====== Extracted records

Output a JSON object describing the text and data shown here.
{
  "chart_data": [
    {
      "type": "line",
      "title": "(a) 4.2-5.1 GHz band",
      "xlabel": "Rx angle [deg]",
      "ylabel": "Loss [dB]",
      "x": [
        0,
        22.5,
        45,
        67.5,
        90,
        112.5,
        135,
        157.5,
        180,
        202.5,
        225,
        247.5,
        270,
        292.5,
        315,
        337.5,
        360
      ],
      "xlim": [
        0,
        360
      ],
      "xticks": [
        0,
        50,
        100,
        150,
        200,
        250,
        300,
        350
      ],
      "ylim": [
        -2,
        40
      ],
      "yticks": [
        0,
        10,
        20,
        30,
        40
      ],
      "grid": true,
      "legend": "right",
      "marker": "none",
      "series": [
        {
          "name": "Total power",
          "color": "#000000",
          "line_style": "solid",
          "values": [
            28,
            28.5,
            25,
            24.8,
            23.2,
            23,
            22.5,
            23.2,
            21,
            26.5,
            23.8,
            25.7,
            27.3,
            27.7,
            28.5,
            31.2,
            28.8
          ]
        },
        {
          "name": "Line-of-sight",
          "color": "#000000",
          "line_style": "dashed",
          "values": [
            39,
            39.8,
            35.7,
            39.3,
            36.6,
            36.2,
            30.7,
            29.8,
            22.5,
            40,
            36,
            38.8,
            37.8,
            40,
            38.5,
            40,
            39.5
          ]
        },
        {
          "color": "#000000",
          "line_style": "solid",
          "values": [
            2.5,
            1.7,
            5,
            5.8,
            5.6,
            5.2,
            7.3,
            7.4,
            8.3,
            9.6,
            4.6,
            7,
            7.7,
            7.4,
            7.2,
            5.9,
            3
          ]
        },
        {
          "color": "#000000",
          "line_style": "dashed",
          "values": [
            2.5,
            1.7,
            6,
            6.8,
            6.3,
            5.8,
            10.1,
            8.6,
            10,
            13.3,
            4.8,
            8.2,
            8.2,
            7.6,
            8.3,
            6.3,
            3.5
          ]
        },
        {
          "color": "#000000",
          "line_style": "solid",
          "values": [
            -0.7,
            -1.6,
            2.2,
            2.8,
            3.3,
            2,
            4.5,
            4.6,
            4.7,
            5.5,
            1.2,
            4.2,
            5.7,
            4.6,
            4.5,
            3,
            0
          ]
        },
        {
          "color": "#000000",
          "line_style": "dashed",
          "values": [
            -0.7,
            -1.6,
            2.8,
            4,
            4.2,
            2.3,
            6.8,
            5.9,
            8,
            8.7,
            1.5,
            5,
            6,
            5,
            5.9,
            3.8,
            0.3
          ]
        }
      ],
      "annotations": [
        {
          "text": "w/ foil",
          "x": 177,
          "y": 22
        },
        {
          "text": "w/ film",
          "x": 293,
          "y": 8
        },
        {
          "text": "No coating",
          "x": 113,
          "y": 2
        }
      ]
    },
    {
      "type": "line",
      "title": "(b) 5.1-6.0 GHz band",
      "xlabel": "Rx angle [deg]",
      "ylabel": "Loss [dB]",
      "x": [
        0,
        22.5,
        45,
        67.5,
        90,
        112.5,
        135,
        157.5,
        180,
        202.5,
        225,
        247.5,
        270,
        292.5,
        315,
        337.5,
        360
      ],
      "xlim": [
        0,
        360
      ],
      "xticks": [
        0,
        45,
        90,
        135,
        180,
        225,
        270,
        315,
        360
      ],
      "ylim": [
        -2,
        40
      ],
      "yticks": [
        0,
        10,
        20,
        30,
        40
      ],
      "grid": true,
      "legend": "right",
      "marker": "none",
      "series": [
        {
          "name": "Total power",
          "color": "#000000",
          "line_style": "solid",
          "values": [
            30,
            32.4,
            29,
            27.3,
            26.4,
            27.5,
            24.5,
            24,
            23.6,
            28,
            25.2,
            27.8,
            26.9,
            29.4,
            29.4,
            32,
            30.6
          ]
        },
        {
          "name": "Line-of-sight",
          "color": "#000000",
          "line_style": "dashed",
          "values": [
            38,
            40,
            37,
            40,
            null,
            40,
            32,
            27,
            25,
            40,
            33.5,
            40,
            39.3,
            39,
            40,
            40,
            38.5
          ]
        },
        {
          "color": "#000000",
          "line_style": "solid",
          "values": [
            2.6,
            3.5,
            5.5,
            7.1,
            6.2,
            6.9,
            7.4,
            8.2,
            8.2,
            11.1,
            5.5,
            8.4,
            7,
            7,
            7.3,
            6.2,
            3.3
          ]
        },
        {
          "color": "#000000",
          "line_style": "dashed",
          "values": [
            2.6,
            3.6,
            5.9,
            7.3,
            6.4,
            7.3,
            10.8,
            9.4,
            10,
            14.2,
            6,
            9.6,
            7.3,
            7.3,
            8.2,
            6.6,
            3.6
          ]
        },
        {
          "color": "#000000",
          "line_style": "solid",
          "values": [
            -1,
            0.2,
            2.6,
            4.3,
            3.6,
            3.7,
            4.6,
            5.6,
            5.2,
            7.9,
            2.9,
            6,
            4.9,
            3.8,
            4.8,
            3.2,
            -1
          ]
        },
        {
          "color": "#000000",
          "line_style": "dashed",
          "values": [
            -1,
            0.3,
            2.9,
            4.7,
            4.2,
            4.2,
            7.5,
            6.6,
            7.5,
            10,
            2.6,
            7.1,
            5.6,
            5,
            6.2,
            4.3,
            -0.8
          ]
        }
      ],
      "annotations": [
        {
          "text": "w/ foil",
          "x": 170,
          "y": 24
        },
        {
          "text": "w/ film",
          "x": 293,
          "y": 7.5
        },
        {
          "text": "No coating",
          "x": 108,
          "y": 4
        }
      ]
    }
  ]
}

============

**Task requirements:**
Repeat the data above, word for word.

**Full solution:**
Output a JSON object describing the text and data shown here.
{
  "chart_data": [
    {
      "type": "line",
      "title": "(a) 4.2-5.1 GHz band",
      "xlabel": "Rx angle [deg]",
      "ylabel": "Loss [dB]",
      "x": [
        0,
        22.5,
        45,
        67.5,
        90,
        112.5,
        135,
        157.5,
        180,
        202.5,
        225,
        247.5,
        270,
        292.5,
        315,
        337.5,
        360
      ],
      "xlim": [
        0,
        360
      ],
      "xticks": [
        0,
        50,
        100,
        150,
        200,
        250,
        300,
        350
      ],
      "ylim": [
        -2,
        40
      ],
      "yticks": [
        0,
        10,
        20,
        30,
        40
      ],
      "grid": true,
      "legend": "right",
      "marker": "none",
      "series": [
        {
          "name": "Total power",
          "color": "#000000",
          "line_style": "solid",
          "values": [
            28,
            28.5,
            25,
            24.8,
            23.2,
            23,
            22.5,
            23.2,
            21,
            26.5,
            23.8,
            25.7,
            27.3,
            27.7,
            28.5,
            31.2,
            28.8
          ]
        },
        {
          "name": "Line-of-sight",
          "color": "#000000",
          "line_style": "dashed",
          "values": [
            39,
            39.8,
            35.7,
            39.3,
            36.6,
            36.2,
            30.7,
            29.8,
            22.5,
            40,
            36,
            38.8,
            37.8,
            40,
            38.5,
            40,
            39.5
          ]
        },
        {
          "color": "#000000",
          "line_style": "solid",
          "values": [
            2.5,
            1.7,
            5,
            5.8,
            5.6,
            5.2,
            7.3,
            7.4,
            8.3,
            9.6,
            4.6,
            7,
            7.7,
            7.4,
            7.2,
            5.9,
            3
          ]
        },
        {
          "color": "#000000",
          "line_style": "dashed",
          "values": [
            2.5,
            1.7,
            6,
            6.8,
            6.3,
            5.8,
            10.1,
            8.6,
            10,
            13.3,
            4.8,
            8.2,
            8.2,
            7.6,
            8.3,
            6.3,
            3.5
          ]
        },
        {
          "color": "#000000",
          "line_style": "solid",
          "values": [
            -0.7,
            -1.6,
            2.2,
            2.8,
            3.3,
            2,
            4.5,
            4.6,
            4.7,
            5.5,
            1.2,
            4.2,
            5.7,
            4.6,
            4.5,
            3,
            0
          ]
        },
        {
          "color": "#000000",
          "line_style": "dashed",
          "values": [
            -0.7,
            -1.6,
            2.8,
            4,
            4.2,
            2.3,
            6.8,
            5.9,
            8,
            8.7,
            1.5,
            5,
            6,
            5,
            5.9,
            3.8,
            0.3
          ]
        }
      ],
      "annotations": [
        {
          "text": "w/ foil",
          "x": 177,
          "y": 22
        },
        {
          "text": "w/ film",
          "x": 293,
          "y": 8
        },
        {
          "text": "No coating",
          "x": 113,
          "y": 2
        }
      ]
    },
    {
      "type": "line",
      "title": "(b) 5.1-6.0 GHz band",
      "xlabel": "Rx angle [deg]",
      "ylabel": "Loss [dB]",
      "x": [
        0,
        22.5,
        45,
        67.5,
        90,
        112.5,
        135,
        157.5,
        180,
        202.5,
        225,
        247.5,
        270,
        292.5,
        315,
        337.5,
        360
      ],
      "xlim": [
        0,
        360
      ],
      "xticks": [
        0,
        45,
        90,
        135,
        180,
        225,
        270,
        315,
        360
      ],
      "ylim": [
        -2,
        40
      ],
      "yticks": [
        0,
        10,
        20,
        30,
        40
      ],
      "grid": true,
      "legend": "right",
      "marker": "none",
      "series": [
        {
          "name": "Total power",
          "color": "#000000",
          "line_style": "solid",
          "values": [
            30,
            32.4,
            29,
            27.3,
            26.4,
            27.5,
            24.5,
            24,
            23.6,
            28,
            25.2,
            27.8,
            26.9,
            29.4,
            29.4,
            32,
            30.6
          ]
        },
        {
          "name": "Line-of-sight",
          "color": "#000000",
          "line_style": "dashed",
          "values": [
            38,
            40,
            37,
            40,
            null,
            40,
            32,
            27,
            25,
            40,
            33.5,
            40,
            39.3,
            39,
            40,
            40,
            38.5
          ]
        },
        {
          "color": "#000000",
          "line_style": "solid",
          "values": [
            2.6,
            3.5,
            5.5,
            7.1,
            6.2,
            6.9,
            7.4,
            8.2,
            8.2,
            11.1,
            5.5,
            8.4,
            7,
            7,
            7.3,
            6.2,
            3.3
          ]
        },
        {
          "color": "#000000",
          "line_style": "dashed",
          "values": [
            2.6,
            3.6,
            5.9,
            7.3,
            6.4,
            7.3,
            10.8,
            9.4,
            10,
            14.2,
            6,
            9.6,
            7.3,
            7.3,
            8.2,
            6.6,
            3.6
          ]
        },
        {
          "color": "#000000",
          "line_style": "solid",
          "values": [
            -1,
            0.2,
            2.6,
            4.3,
            3.6,
            3.7,
            4.6,
            5.6,
            5.2,
            7.9,
            2.9,
            6,
            4.9,
            3.8,
            4.8,
            3.2,
            -1
          ]
        },
        {
          "color": "#000000",
          "line_style": "dashed",
          "values": [
            -1,
            0.3,
            2.9,
            4.7,
            4.2,
            4.2,
            7.5,
            6.6,
            7.5,
            10,
            2.6,
            7.1,
            5.6,
            5,
            6.2,
            4.3,
            -0.8
          ]
        }
      ],
      "annotations": [
        {
          "text": "w/ foil",
          "x": 170,
          "y": 24
        },
        {
          "text": "w/ film",
          "x": 293,
          "y": 7.5
        },
        {
          "text": "No coating",
          "x": 108,
          "y": 4
        }
      ]
    }
  ]
}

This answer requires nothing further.